**Given request**: Reproduce the full listing below unchanged, apart from the pictures.

A block of data:
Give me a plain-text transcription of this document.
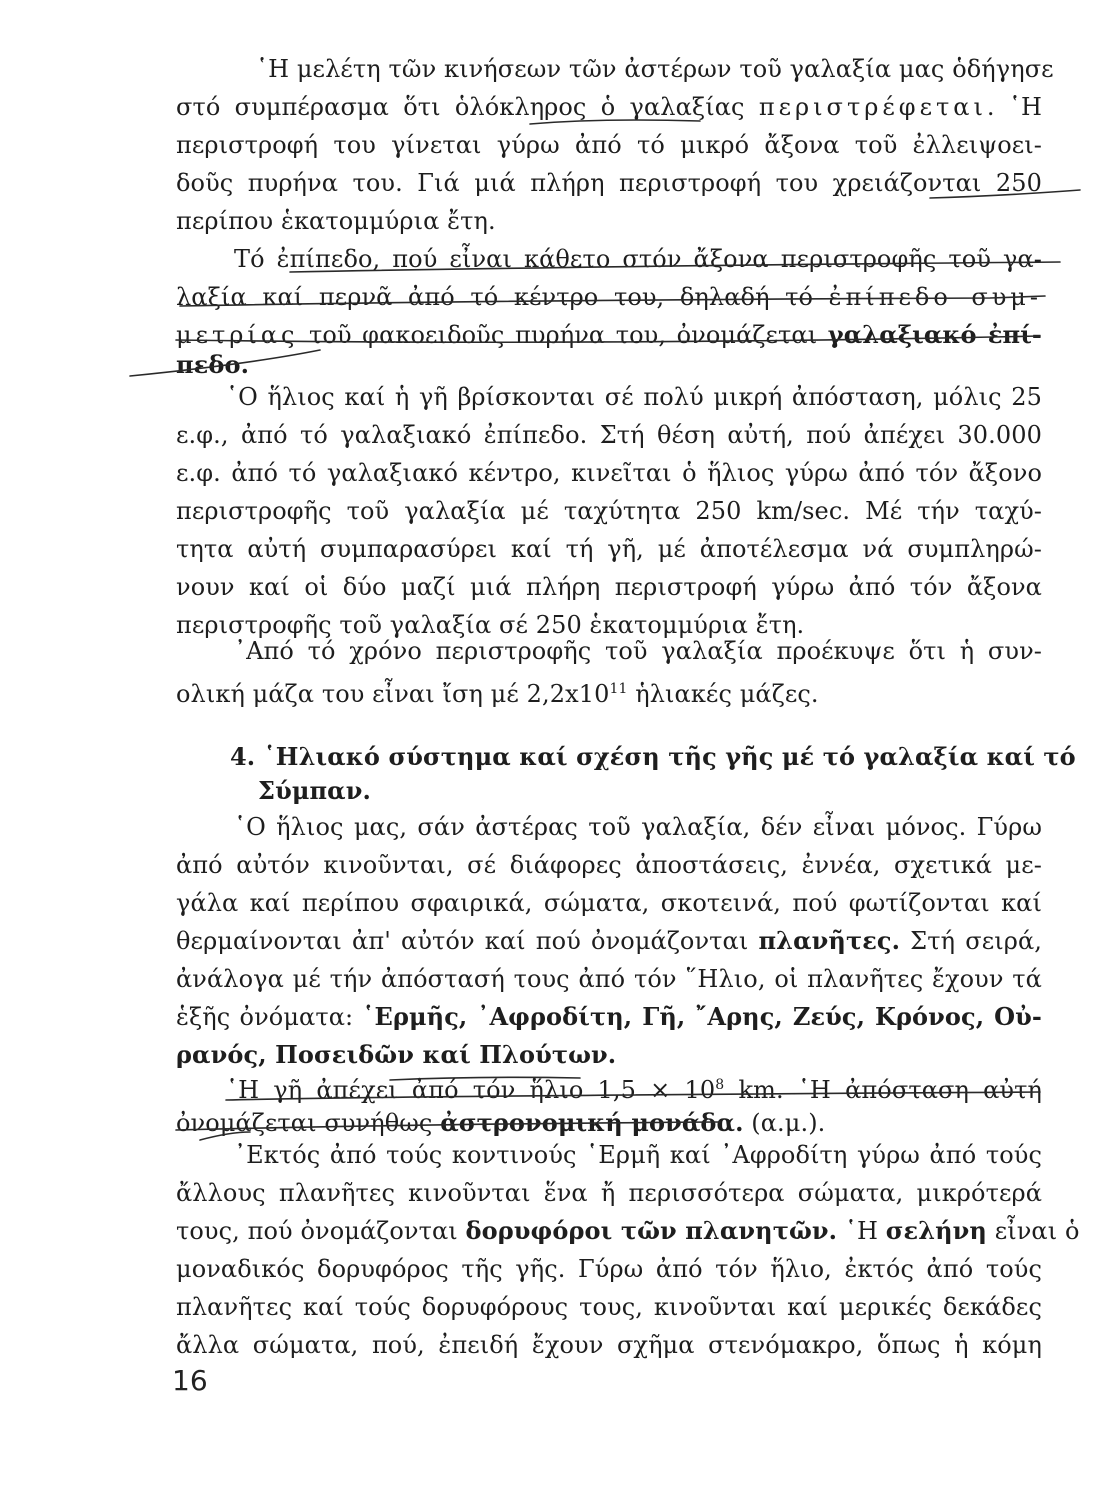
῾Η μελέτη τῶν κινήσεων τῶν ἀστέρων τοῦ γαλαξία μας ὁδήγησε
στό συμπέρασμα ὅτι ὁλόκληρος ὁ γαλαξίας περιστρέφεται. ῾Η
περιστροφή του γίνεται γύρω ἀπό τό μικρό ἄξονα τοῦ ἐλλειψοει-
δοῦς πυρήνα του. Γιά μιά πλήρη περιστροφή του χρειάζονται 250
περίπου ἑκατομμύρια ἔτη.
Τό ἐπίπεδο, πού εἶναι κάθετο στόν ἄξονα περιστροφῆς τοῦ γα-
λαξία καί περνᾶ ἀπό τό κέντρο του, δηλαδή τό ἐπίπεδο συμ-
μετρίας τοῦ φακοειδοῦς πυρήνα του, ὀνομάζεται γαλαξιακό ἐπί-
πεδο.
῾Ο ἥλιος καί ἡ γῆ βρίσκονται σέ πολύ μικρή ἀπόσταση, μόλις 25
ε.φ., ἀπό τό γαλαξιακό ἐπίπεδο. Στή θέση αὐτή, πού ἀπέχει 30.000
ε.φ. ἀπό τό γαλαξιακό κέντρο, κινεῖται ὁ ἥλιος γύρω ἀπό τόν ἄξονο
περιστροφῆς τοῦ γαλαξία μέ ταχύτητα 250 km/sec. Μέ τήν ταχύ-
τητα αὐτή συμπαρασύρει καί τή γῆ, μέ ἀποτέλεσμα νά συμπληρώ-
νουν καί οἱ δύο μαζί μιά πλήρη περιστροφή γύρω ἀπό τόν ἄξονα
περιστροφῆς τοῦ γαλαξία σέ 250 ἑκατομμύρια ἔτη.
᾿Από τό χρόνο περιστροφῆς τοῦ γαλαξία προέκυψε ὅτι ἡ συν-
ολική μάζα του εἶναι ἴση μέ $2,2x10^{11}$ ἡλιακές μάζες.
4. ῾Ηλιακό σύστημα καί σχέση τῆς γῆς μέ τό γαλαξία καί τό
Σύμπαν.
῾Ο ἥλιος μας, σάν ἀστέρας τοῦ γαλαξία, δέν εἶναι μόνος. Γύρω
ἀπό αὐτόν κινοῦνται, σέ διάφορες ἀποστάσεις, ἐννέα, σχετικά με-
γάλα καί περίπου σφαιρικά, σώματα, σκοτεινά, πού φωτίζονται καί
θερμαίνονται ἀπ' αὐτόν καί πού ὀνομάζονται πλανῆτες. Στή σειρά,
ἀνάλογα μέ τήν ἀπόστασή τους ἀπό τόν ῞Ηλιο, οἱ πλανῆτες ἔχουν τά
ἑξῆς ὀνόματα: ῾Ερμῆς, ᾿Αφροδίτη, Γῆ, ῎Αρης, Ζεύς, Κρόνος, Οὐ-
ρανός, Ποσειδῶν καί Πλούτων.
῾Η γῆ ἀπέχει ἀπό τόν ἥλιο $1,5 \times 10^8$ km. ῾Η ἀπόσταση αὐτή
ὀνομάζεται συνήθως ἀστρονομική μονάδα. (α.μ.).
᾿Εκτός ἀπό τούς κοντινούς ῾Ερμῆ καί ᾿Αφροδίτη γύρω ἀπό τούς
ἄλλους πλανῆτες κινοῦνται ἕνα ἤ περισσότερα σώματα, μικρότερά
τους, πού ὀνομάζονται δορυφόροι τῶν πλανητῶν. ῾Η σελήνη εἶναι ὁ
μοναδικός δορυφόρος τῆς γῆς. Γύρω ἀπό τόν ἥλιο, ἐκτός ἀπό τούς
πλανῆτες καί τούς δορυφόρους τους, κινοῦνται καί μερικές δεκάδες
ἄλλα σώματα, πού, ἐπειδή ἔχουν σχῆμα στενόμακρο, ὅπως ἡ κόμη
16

**Response to the exercise**:
Give me a plain-text transcription of this document.
῾Η μελέτη τῶν κινήσεων τῶν ἀστέρων τοῦ γαλαξία μας ὁδήγησε
στό συμπέρασμα ὅτι ὁλόκληρος ὁ γαλαξίας περιστρέφεται. ῾Η
περιστροφή του γίνεται γύρω ἀπό τό μικρό ἄξονα τοῦ ἐλλειψοει-
δοῦς πυρήνα του. Γιά μιά πλήρη περιστροφή του χρειάζονται 250
περίπου ἑκατομμύρια ἔτη.
Τό ἐπίπεδο, πού εἶναι κάθετο στόν ἄξονα περιστροφῆς τοῦ γα-
λαξία καί περνᾶ ἀπό τό κέντρο του, δηλαδή τό ἐπίπεδο συμ-
μετρίας τοῦ φακοειδοῦς πυρήνα του, ὀνομάζεται γαλαξιακό ἐπί-
πεδο.
῾Ο ἥλιος καί ἡ γῆ βρίσκονται σέ πολύ μικρή ἀπόσταση, μόλις 25
ε.φ., ἀπό τό γαλαξιακό ἐπίπεδο. Στή θέση αὐτή, πού ἀπέχει 30.000
ε.φ. ἀπό τό γαλαξιακό κέντρο, κινεῖται ὁ ἥλιος γύρω ἀπό τόν ἄξονο
περιστροφῆς τοῦ γαλαξία μέ ταχύτητα 250 km/sec. Μέ τήν ταχύ-
τητα αὐτή συμπαρασύρει καί τή γῆ, μέ ἀποτέλεσμα νά συμπληρώ-
νουν καί οἱ δύο μαζί μιά πλήρη περιστροφή γύρω ἀπό τόν ἄξονα
περιστροφῆς τοῦ γαλαξία σέ 250 ἑκατομμύρια ἔτη.
᾿Από τό χρόνο περιστροφῆς τοῦ γαλαξία προέκυψε ὅτι ἡ συν-
ολική μάζα του εἶναι ἴση μέ $2,2x10^{11}$ ἡλιακές μάζες.
4. ῾Ηλιακό σύστημα καί σχέση τῆς γῆς μέ τό γαλαξία καί τό
Σύμπαν.
῾Ο ἥλιος μας, σάν ἀστέρας τοῦ γαλαξία, δέν εἶναι μόνος. Γύρω
ἀπό αὐτόν κινοῦνται, σέ διάφορες ἀποστάσεις, ἐννέα, σχετικά με-
γάλα καί περίπου σφαιρικά, σώματα, σκοτεινά, πού φωτίζονται καί
θερμαίνονται ἀπ' αὐτόν καί πού ὀνομάζονται πλανῆτες. Στή σειρά,
ἀνάλογα μέ τήν ἀπόστασή τους ἀπό τόν ῞Ηλιο, οἱ πλανῆτες ἔχουν τά
ἑξῆς ὀνόματα: ῾Ερμῆς, ᾿Αφροδίτη, Γῆ, ῎Αρης, Ζεύς, Κρόνος, Οὐ-
ρανός, Ποσειδῶν καί Πλούτων.
῾Η γῆ ἀπέχει ἀπό τόν ἥλιο $1,5 \times 10^8$ km. ῾Η ἀπόσταση αὐτή
ὀνομάζεται συνήθως ἀστρονομική μονάδα. (α.μ.).
᾿Εκτός ἀπό τούς κοντινούς ῾Ερμῆ καί ᾿Αφροδίτη γύρω ἀπό τούς
ἄλλους πλανῆτες κινοῦνται ἕνα ἤ περισσότερα σώματα, μικρότερά
τους, πού ὀνομάζονται δορυφόροι τῶν πλανητῶν. ῾Η σελήνη εἶναι ὁ
μοναδικός δορυφόρος τῆς γῆς. Γύρω ἀπό τόν ἥλιο, ἐκτός ἀπό τούς
πλανῆτες καί τούς δορυφόρους τους, κινοῦνται καί μερικές δεκάδες
ἄλλα σώματα, πού, ἐπειδή ἔχουν σχῆμα στενόμακρο, ὅπως ἡ κόμη
16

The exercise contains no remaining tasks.